Rows from a dataset:
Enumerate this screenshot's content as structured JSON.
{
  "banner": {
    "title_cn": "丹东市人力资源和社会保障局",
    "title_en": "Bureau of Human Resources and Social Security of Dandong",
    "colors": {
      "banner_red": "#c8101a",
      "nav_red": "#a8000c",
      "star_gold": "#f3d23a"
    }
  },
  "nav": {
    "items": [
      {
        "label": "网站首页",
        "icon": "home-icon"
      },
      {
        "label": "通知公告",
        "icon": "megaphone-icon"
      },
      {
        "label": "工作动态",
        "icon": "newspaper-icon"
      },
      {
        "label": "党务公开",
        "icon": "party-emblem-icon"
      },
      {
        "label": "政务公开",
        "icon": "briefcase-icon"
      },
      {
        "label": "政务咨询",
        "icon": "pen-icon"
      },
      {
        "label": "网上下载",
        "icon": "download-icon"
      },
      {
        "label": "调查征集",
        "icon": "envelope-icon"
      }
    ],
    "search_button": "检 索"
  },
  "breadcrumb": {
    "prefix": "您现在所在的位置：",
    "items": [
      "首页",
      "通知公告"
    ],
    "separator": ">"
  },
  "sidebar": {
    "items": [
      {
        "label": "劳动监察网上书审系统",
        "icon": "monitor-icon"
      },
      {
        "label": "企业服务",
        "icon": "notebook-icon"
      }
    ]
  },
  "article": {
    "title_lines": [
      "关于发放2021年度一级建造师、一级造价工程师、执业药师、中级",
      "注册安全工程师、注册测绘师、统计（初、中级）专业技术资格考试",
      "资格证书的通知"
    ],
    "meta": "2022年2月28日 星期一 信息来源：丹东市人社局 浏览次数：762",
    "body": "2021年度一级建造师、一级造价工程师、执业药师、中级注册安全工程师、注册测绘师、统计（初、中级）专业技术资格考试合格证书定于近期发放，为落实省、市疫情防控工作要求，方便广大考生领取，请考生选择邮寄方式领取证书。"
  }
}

**JOB**
Repeat the data precisely, line by line.

**RESULT FOR THIS EXERCISE**
Enumerate this screenshot's content as structured JSON.
{
  "banner": {
    "title_cn": "丹东市人力资源和社会保障局",
    "title_en": "Bureau of Human Resources and Social Security of Dandong",
    "colors": {
      "banner_red": "#c8101a",
      "nav_red": "#a8000c",
      "star_gold": "#f3d23a"
    }
  },
  "nav": {
    "items": [
      {
        "label": "网站首页",
        "icon": "home-icon"
      },
      {
        "label": "通知公告",
        "icon": "megaphone-icon"
      },
      {
        "label": "工作动态",
        "icon": "newspaper-icon"
      },
      {
        "label": "党务公开",
        "icon": "party-emblem-icon"
      },
      {
        "label": "政务公开",
        "icon": "briefcase-icon"
      },
      {
        "label": "政务咨询",
        "icon": "pen-icon"
      },
      {
        "label": "网上下载",
        "icon": "download-icon"
      },
      {
        "label": "调查征集",
        "icon": "envelope-icon"
      }
    ],
    "search_button": "检 索"
  },
  "breadcrumb": {
    "prefix": "您现在所在的位置：",
    "items": [
      "首页",
      "通知公告"
    ],
    "separator": ">"
  },
  "sidebar": {
    "items": [
      {
        "label": "劳动监察网上书审系统",
        "icon": "monitor-icon"
      },
      {
        "label": "企业服务",
        "icon": "notebook-icon"
      }
    ]
  },
  "article": {
    "title_lines": [
      "关于发放2021年度一级建造师、一级造价工程师、执业药师、中级",
      "注册安全工程师、注册测绘师、统计（初、中级）专业技术资格考试",
      "资格证书的通知"
    ],
    "meta": "2022年2月28日 星期一 信息来源：丹东市人社局 浏览次数：762",
    "body": "2021年度一级建造师、一级造价工程师、执业药师、中级注册安全工程师、注册测绘师、统计（初、中级）专业技术资格考试合格证书定于近期发放，为落实省、市疫情防控工作要求，方便广大考生领取，请考生选择邮寄方式领取证书。"
  }
}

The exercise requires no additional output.